(SET TASK)
Determine how many lines include the string "reserved". Output that number only.

··· RECORDS FOR THE TASK

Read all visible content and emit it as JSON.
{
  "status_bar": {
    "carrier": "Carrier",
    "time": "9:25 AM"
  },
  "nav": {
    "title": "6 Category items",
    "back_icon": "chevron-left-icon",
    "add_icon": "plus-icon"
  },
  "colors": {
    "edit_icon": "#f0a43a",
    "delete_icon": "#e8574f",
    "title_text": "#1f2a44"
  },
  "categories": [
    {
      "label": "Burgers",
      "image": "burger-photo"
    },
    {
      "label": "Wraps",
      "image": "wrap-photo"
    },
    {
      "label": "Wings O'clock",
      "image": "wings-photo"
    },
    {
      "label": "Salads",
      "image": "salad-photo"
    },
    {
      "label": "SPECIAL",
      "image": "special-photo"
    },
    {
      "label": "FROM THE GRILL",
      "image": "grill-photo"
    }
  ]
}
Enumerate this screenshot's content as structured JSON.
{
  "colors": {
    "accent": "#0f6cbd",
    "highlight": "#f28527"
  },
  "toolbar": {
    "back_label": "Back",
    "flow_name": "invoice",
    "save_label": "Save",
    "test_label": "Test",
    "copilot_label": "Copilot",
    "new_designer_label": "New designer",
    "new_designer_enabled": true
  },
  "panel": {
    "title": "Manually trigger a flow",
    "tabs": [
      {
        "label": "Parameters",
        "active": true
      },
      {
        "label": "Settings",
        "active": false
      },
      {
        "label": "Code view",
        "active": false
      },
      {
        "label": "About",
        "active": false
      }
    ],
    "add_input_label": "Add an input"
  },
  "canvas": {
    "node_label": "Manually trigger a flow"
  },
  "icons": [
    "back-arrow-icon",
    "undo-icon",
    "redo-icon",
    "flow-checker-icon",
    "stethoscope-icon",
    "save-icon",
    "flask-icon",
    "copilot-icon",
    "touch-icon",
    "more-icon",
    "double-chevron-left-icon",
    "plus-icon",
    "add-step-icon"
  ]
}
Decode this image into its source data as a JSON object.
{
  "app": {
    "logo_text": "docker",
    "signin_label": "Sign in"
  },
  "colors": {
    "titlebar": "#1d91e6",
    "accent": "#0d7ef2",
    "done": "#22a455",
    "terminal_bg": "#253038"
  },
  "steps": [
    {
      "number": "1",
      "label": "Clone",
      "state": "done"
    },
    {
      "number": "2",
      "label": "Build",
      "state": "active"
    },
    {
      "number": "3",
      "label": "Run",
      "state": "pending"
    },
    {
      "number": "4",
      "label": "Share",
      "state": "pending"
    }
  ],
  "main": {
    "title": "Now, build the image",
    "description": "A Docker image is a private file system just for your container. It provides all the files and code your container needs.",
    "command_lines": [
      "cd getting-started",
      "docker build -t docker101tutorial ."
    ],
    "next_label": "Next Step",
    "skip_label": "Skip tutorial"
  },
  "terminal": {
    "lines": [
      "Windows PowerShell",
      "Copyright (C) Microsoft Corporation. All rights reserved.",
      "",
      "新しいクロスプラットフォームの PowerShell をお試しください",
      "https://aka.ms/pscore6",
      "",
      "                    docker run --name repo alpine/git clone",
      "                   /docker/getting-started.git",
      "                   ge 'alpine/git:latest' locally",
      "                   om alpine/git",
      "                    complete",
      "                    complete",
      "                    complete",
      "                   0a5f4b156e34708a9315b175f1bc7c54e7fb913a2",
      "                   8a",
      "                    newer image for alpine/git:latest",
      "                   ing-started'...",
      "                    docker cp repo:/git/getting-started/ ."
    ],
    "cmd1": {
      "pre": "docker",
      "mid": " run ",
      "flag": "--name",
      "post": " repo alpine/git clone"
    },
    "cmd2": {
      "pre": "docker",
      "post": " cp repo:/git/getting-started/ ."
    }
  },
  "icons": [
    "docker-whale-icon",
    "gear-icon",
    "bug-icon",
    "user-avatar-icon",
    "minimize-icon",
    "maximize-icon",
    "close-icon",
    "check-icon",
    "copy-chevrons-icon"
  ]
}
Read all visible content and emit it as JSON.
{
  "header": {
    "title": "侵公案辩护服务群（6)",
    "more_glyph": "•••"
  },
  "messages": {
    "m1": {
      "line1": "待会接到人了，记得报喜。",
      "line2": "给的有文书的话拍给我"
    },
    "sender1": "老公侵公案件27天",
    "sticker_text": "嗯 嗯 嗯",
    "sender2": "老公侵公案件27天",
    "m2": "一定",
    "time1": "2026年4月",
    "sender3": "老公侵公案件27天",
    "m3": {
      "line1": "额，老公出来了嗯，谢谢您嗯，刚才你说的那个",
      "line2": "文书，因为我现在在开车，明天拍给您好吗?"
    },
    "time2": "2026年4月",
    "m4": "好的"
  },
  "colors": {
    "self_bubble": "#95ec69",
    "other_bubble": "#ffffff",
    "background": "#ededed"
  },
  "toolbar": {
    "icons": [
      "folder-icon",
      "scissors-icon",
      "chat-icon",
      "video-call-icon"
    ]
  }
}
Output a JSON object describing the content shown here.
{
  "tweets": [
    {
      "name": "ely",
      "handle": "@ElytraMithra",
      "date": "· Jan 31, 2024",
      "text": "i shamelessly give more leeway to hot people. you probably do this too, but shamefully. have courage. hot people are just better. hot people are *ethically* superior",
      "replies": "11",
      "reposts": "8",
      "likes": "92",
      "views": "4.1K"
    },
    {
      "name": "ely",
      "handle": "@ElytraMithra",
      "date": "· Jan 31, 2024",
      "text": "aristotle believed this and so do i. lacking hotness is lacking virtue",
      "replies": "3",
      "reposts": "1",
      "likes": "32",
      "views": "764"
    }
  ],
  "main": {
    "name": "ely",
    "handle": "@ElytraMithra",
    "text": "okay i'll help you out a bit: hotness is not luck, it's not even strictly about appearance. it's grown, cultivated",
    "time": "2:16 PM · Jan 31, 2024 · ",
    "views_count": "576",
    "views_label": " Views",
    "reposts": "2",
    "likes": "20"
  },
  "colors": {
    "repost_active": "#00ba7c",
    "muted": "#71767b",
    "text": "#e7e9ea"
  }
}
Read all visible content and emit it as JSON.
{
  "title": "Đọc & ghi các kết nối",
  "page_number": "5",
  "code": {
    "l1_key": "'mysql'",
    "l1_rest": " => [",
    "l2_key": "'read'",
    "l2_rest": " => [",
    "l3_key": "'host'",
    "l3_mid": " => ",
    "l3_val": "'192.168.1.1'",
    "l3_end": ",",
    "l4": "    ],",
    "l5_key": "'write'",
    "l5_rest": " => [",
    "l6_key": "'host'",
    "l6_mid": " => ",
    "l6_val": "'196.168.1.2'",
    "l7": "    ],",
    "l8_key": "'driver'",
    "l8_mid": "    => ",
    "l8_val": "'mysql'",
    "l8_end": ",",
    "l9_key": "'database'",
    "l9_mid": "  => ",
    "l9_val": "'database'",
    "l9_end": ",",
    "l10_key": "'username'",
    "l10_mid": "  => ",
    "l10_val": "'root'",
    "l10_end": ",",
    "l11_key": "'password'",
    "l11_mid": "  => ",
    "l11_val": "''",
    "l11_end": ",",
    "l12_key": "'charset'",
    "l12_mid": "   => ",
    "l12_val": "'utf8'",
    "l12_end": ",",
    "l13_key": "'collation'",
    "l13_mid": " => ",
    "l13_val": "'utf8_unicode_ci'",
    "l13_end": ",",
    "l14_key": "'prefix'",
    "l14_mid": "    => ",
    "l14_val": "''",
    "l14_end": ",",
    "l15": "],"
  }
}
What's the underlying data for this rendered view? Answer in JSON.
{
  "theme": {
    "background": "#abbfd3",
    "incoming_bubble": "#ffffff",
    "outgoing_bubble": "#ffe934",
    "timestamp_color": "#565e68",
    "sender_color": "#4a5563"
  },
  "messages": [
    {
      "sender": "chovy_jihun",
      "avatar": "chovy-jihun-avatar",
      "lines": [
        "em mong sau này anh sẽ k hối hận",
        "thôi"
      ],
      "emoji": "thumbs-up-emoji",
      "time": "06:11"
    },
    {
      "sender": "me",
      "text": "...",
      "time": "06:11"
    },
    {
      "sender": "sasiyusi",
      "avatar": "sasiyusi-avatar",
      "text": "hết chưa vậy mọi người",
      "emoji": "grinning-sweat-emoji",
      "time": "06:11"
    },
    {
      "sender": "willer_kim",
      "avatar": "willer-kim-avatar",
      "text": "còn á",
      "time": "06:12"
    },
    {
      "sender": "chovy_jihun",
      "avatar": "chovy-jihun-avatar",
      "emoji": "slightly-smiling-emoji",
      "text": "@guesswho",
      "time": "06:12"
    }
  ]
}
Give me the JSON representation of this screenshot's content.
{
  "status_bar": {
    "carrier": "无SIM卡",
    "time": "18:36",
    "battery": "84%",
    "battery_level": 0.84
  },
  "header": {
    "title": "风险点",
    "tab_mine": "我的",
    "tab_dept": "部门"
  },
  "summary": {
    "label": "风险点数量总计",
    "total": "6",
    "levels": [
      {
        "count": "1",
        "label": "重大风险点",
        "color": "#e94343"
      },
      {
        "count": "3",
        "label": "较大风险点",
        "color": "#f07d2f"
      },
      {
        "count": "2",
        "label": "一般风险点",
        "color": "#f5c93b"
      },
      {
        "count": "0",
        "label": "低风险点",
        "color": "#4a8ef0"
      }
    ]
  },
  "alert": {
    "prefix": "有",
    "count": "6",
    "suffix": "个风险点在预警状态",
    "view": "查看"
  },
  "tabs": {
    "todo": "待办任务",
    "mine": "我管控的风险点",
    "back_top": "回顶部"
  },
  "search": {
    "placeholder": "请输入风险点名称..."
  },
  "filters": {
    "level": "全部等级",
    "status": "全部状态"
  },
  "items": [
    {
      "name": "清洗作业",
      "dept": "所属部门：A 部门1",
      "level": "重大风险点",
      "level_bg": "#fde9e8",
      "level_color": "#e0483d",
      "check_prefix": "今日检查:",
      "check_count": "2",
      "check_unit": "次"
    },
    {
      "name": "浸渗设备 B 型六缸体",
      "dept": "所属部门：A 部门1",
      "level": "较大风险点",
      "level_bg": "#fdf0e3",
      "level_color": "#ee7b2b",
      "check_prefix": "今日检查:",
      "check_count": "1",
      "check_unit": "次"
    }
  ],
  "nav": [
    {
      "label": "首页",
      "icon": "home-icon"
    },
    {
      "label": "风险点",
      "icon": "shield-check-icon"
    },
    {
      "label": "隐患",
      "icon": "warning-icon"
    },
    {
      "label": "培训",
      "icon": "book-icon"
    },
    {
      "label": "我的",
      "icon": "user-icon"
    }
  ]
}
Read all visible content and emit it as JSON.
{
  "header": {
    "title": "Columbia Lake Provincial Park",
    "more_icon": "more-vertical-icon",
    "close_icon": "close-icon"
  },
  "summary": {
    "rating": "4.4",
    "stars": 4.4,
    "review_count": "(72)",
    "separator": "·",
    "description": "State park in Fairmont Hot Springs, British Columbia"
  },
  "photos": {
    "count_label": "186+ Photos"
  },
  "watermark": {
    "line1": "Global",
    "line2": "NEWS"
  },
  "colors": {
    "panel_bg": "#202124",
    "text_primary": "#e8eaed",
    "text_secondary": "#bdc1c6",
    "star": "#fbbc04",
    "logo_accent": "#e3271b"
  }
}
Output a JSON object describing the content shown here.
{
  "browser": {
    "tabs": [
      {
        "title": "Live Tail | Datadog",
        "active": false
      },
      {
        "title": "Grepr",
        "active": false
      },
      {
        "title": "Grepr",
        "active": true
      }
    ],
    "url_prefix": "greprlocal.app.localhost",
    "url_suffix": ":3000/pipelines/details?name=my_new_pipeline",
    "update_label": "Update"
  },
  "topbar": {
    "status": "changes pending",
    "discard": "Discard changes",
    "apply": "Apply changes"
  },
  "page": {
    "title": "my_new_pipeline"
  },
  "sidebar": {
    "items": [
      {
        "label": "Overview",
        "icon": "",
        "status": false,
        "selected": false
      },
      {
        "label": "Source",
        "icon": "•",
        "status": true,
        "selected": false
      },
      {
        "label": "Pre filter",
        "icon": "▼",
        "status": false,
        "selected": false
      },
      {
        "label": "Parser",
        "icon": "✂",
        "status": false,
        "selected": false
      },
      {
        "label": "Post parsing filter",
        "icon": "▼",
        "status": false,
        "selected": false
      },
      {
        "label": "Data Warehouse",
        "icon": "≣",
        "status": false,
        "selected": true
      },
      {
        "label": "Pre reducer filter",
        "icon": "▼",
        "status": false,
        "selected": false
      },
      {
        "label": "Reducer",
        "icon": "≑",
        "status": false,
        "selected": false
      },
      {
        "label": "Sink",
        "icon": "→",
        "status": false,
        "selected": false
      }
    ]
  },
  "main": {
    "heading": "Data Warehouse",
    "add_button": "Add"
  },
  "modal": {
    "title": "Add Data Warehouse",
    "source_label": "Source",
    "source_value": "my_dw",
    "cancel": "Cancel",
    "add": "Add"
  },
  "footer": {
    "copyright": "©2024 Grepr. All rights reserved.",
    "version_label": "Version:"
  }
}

······

(SOLUTION BELOW)
2